====== EXCERPTED TEXT ======

# LA Transit Mechanics Strike



## AlanB (Oct 14, 2003)

> Mechanics for the nation's third-largest public transportation system went on strike Tuesday, shutting down buses and trains that an estimated 500,000 daily riders count on to get around Los Angeles County.
> Metropolitan Transportation Authority mechanics walked off the job after midnight, and union officials said bus drivers, train operators and other workers would honor picket lines, halting some 1,900 buses, as well as light-rail and subway lines.



The full story from 1010 WINS News.


----------



## Amtrak Railfan (Oct 14, 2003)

Is this very bad?


----------



## AlanB (Oct 14, 2003)

Amtrak Railfan said:


> Is this very bad?


Well in a city that already has huge traffic problems, this is not a good thing at all.

Now there are another 500,000 people who have to find another way to get to work, the store, or whatever else they were planning to do. Some of those people may not even have cars, so they are basically stranded. They will have to walk to where ever they need to go.


----------



## Amtrak Railfan (Oct 14, 2003)

How about the Taxi Cabs to get to work this morning?


----------



## AlanB (Oct 14, 2003)

Whilel taxies are an option, they also cost a lot more money than does the bus or the train. So some people who don't have a lot of money may not be able to afford a taxi.

Additionally a taxi will also get stuck in the same traffic jams as all the rest of the cars.


----------



## tp49 (Oct 14, 2003)

The bus system in LA is very extensive (probably one of the best in the country) this strike has been threatened for the last three years so it was only a matter of time before it happened. As to taxi's in a lot of the places in LA where the busses are most heavily used (South Central, Watts, etc.) most taxi drivers are afraid to go into because of the violence that is commonplace in those neighborhoods.

Makes me glad I'm not in LA, and not driving the freeways.


----------



## Amtrak Railfan (Oct 14, 2003)

Is the Bus and Subway Service will be back on Wedesday Morning?


----------



## tp49 (Oct 14, 2003)

====== SUPPLIED DATA ======

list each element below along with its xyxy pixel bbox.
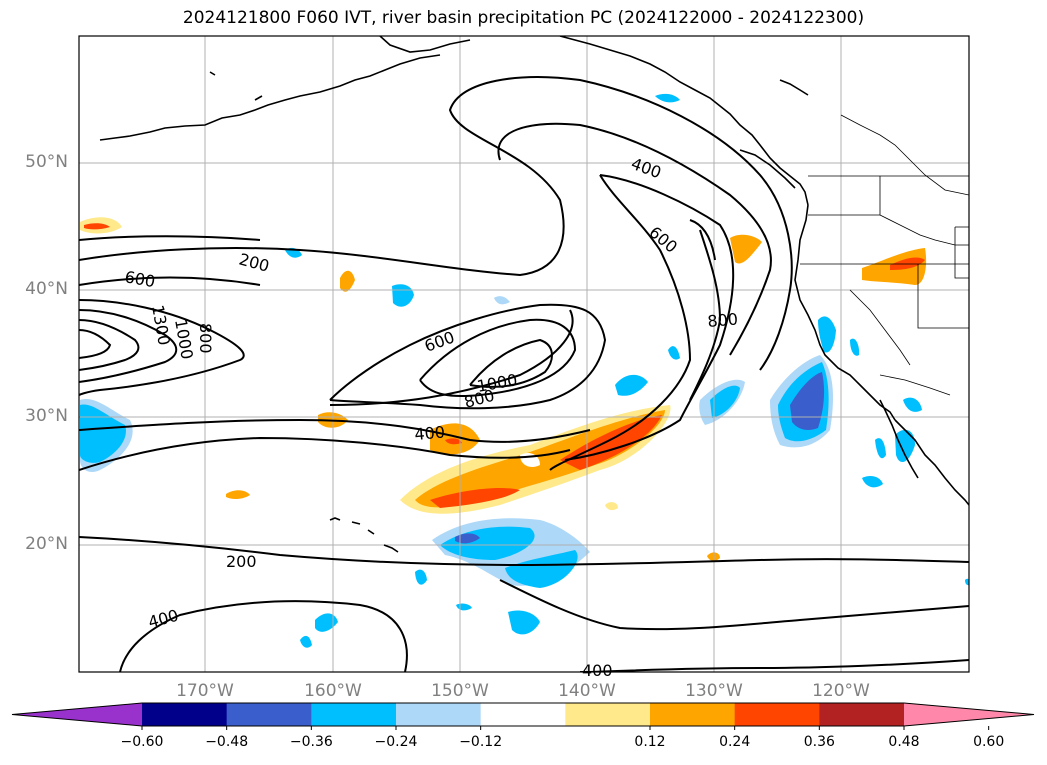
lon-label-150w: 150°W: [431, 681, 489, 701]
colorbar-segment: [480, 703, 566, 726]
colorbar-tick-label: −0.60: [120, 734, 164, 750]
lon-label-130w: 130°W: [685, 681, 743, 701]
lon-label-140w: 140°W: [558, 681, 616, 701]
colorbar-segment: [650, 703, 736, 726]
lat-label-50n: 50°N: [25, 152, 68, 172]
lat-label-30n: 30°N: [25, 406, 68, 426]
colorbar-tick-label: −0.36: [289, 734, 333, 750]
colorbar-tick-label: 0.24: [719, 734, 751, 750]
colorbar-segment: [311, 703, 397, 726]
contour-label: 400: [414, 422, 446, 444]
contour-label: 400: [582, 661, 613, 680]
colorbar-segment: [734, 703, 820, 726]
lon-label-160w: 160°W: [304, 681, 362, 701]
lat-label-20n: 20°N: [25, 534, 68, 554]
colorbar-tick-label: −0.24: [374, 734, 418, 750]
colorbar-tick-label: 0.48: [888, 734, 920, 750]
map-frame: [78, 35, 970, 673]
colorbar-tick-label: −0.12: [459, 734, 503, 750]
colorbar-segment: [142, 703, 228, 726]
colorbar-segment: [819, 703, 905, 726]
ivt-contours: [79, 76, 969, 672]
coastlines: [99, 36, 969, 553]
lon-label-120w: 120°W: [812, 681, 870, 701]
contour-label: 200: [226, 552, 257, 571]
colorbar-segment: [226, 703, 312, 726]
graticule: [79, 36, 969, 672]
colorbar: [11, 702, 1035, 730]
contour-label: 800: [196, 323, 215, 354]
colorbar-tick-label: 0.36: [803, 734, 835, 750]
colorbar-tick-label: 0.60: [973, 734, 1005, 750]
map-title: 2024121800 F060 IVT, river basin precipi…: [182, 8, 865, 28]
colorbar-tick-label: 0.12: [634, 734, 666, 750]
colorbar-extend-max: [904, 703, 1034, 726]
lat-label-40n: 40°N: [25, 279, 68, 299]
lon-label-170w: 170°W: [176, 681, 234, 701]
colorbar-tick-label: −0.48: [205, 734, 249, 750]
contour-label: 800: [707, 309, 739, 331]
colorbar-segment: [396, 703, 482, 726]
political-borders: [800, 114, 969, 396]
colorbar-extend-min: [12, 703, 142, 726]
colorbar-segment: [565, 703, 651, 726]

======

--- EXERCISE DIRECTIONS ---
Translate this sentence from the thread on the Los Angeles transit strike into Spanish: "Some of those people may not even have cars, so they are basically stranded." These rows come from a separate source.

--- TASK ANSWER ---
Es posible que algunas de esas personas ni siquiera tengan coche, así que básicamente se quedan varadas.